→ **Task description**: Locate the string "Jing" throughout the material and copy every line in which it occurs.

Data excerpts start

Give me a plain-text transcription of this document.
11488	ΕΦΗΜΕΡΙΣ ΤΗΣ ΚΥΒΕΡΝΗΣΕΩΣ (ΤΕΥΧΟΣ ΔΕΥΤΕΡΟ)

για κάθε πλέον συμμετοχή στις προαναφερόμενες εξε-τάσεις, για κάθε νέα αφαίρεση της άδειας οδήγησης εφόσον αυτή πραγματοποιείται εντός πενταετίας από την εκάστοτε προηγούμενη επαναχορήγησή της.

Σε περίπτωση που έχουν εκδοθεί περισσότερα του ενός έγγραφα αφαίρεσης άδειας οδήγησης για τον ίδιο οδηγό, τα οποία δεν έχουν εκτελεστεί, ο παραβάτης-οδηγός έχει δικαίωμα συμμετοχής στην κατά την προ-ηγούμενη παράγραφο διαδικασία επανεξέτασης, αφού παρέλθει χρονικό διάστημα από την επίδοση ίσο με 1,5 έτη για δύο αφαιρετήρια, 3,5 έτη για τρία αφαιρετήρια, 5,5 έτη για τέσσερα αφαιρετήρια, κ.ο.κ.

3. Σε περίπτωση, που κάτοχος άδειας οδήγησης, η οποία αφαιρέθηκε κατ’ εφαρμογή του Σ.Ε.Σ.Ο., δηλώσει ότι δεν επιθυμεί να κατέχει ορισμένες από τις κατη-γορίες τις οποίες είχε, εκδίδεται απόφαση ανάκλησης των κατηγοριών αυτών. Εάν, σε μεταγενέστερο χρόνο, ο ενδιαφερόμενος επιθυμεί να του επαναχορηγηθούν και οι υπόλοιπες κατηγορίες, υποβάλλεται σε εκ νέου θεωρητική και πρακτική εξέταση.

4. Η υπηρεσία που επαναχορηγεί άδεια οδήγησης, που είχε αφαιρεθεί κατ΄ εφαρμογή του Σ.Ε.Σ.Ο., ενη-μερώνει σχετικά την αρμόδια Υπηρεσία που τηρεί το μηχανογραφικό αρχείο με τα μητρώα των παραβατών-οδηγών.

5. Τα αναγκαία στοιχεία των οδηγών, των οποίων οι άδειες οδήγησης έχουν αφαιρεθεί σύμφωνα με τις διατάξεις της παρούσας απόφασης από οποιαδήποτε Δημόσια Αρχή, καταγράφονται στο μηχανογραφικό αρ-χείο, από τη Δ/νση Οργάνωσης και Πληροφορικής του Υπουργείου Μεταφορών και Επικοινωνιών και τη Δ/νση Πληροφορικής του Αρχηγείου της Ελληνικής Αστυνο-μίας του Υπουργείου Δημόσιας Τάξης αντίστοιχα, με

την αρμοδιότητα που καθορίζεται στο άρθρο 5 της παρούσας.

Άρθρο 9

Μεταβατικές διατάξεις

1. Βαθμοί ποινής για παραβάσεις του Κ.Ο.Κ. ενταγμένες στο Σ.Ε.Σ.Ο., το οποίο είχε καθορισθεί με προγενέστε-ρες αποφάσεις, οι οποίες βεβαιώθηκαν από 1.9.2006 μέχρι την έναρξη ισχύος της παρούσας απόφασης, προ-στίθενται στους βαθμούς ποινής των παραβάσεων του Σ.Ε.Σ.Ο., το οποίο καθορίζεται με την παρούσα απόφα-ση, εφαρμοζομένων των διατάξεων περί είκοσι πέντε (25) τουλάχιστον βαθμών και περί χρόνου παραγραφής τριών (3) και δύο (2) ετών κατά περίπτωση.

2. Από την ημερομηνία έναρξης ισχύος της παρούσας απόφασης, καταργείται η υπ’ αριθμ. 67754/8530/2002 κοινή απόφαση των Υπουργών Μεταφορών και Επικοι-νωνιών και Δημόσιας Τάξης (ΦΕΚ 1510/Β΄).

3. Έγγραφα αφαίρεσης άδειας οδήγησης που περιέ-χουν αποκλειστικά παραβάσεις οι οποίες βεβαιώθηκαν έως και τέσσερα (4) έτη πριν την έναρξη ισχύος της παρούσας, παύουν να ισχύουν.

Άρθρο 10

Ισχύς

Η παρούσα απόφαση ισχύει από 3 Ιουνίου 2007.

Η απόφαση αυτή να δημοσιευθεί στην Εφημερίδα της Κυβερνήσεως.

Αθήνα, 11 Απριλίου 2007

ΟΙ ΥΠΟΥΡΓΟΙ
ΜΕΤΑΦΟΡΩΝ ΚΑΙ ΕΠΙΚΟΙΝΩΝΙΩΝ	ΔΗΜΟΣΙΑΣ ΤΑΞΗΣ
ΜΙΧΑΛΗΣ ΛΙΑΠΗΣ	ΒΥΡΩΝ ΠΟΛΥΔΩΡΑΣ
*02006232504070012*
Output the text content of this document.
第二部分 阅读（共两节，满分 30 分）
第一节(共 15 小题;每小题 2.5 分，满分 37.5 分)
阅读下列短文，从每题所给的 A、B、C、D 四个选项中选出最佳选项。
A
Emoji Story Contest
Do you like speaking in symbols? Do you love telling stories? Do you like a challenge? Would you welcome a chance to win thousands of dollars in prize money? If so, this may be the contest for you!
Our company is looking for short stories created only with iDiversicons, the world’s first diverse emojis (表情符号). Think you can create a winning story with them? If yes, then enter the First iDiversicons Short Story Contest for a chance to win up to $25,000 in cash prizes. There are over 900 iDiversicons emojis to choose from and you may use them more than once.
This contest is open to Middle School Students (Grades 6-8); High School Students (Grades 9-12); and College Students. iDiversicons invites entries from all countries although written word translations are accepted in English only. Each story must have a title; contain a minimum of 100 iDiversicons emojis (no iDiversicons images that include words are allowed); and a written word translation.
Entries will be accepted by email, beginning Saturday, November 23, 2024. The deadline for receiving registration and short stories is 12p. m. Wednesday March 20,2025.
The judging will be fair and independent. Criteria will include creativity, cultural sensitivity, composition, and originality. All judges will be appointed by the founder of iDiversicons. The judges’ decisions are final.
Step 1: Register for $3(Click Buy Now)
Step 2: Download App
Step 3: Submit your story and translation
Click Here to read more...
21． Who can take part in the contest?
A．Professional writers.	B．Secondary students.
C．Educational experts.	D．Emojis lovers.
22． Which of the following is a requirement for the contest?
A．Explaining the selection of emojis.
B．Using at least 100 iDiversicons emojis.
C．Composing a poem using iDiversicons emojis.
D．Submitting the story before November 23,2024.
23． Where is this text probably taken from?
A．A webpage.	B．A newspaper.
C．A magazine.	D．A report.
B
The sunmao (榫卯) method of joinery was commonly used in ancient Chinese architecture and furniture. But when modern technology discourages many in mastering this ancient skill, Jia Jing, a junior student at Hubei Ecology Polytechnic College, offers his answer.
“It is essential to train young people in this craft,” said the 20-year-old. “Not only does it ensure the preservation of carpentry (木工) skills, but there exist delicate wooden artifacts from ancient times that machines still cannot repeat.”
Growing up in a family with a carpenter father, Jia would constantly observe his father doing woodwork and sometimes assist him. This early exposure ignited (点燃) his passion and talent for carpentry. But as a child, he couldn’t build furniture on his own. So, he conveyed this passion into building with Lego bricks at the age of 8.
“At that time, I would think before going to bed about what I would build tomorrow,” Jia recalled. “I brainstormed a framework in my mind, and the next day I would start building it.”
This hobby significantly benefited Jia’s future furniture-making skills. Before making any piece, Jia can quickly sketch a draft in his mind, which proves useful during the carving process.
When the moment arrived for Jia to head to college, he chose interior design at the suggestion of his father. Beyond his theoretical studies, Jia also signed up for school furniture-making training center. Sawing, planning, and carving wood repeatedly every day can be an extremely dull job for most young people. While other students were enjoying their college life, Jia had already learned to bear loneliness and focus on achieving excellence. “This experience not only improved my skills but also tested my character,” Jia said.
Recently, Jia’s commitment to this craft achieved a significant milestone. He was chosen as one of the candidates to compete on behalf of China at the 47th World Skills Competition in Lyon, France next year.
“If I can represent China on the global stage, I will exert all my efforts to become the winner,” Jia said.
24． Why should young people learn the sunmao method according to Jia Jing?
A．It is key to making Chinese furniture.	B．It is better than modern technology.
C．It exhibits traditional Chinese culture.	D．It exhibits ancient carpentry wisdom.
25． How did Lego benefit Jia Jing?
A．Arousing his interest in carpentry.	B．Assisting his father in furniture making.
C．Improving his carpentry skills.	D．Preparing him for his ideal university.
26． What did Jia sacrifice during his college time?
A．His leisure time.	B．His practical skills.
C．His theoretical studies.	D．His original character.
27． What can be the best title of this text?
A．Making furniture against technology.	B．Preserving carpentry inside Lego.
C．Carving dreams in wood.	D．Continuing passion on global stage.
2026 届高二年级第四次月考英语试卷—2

Data excerpts end

→ **Result**:
The sunmao (榫卯) method of joinery was commonly used in ancient Chinese architecture and furniture. But when modern technology discourages many in mastering this ancient skill, Jia Jing, a junior student at Hubei Ecology Polytechnic College, offers his answer.
24． Why should young people learn the sunmao method according to Jia Jing?
25． How did Lego benefit Jia Jing?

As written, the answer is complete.